» WRITTEN EXERCISE
Drop all images and give the records again exactly.

» SUPPLIED ENTRIES
----

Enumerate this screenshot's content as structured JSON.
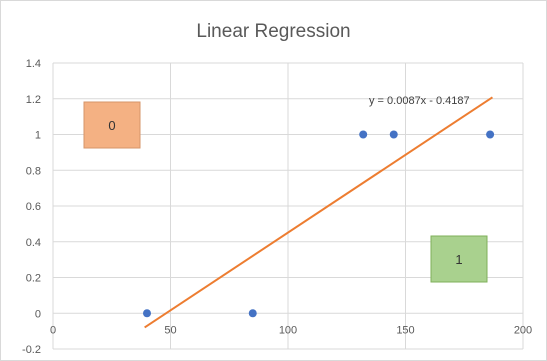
{
  "chart_data": {
    "type": "scatter",
    "title": "Linear Regression",
    "xlim": [
      0,
      200
    ],
    "ylim": [
      -0.2,
      1.4
    ],
    "x_ticks": [
      0,
      50,
      100,
      150,
      200
    ],
    "y_ticks": [
      -0.2,
      0,
      0.2,
      0.4,
      0.6,
      0.8,
      1,
      1.2,
      1.4
    ],
    "x_tick_labels": [
      "0",
      "50",
      "100",
      "150",
      "200"
    ],
    "y_tick_labels": [
      "-0.2",
      "0",
      "0.2",
      "0.4",
      "0.6",
      "0.8",
      "1",
      "1.2",
      "1.4"
    ],
    "grid": true,
    "points": [
      {
        "x": 40,
        "y": 0
      },
      {
        "x": 85,
        "y": 0
      },
      {
        "x": 132,
        "y": 1
      },
      {
        "x": 145,
        "y": 1
      },
      {
        "x": 186,
        "y": 1
      }
    ],
    "point_color": "#4472c4",
    "trendline": {
      "slope": 0.0087,
      "intercept": -0.4187,
      "x_range": [
        39,
        187
      ],
      "color": "#ed7d31",
      "label": "y = 0.0087x - 0.4187"
    },
    "annotations": [
      {
        "text": "0",
        "color": "#f4b183",
        "border": "#d6956a"
      },
      {
        "text": "1",
        "color": "#a9d18e",
        "border": "#7fb05a"
      }
    ]
  }
}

----

» IN RESPONSE
Enumerate this screenshot's content as structured JSON.
{
  "chart_data": {
    "type": "scatter",
    "title": "Linear Regression",
    "xlim": [
      0,
      200
    ],
    "ylim": [
      -0.2,
      1.4
    ],
    "x_ticks": [
      0,
      50,
      100,
      150,
      200
    ],
    "y_ticks": [
      -0.2,
      0,
      0.2,
      0.4,
      0.6,
      0.8,
      1,
      1.2,
      1.4
    ],
    "x_tick_labels": [
      "0",
      "50",
      "100",
      "150",
      "200"
    ],
    "y_tick_labels": [
      "-0.2",
      "0",
      "0.2",
      "0.4",
      "0.6",
      "0.8",
      "1",
      "1.2",
      "1.4"
    ],
    "grid": true,
    "points": [
      {
        "x": 40,
        "y": 0
      },
      {
        "x": 85,
        "y": 0
      },
      {
        "x": 132,
        "y": 1
      },
      {
        "x": 145,
        "y": 1
      },
      {
        "x": 186,
        "y": 1
      }
    ],
    "point_color": "#4472c4",
    "trendline": {
      "slope": 0.0087,
      "intercept": -0.4187,
      "x_range": [
        39,
        187
      ],
      "color": "#ed7d31",
      "label": "y = 0.0087x - 0.4187"
    },
    "annotations": [
      {
        "text": "0",
        "color": "#f4b183",
        "border": "#d6956a"
      },
      {
        "text": "1",
        "color": "#a9d18e",
        "border": "#7fb05a"
      }
    ]
  }
}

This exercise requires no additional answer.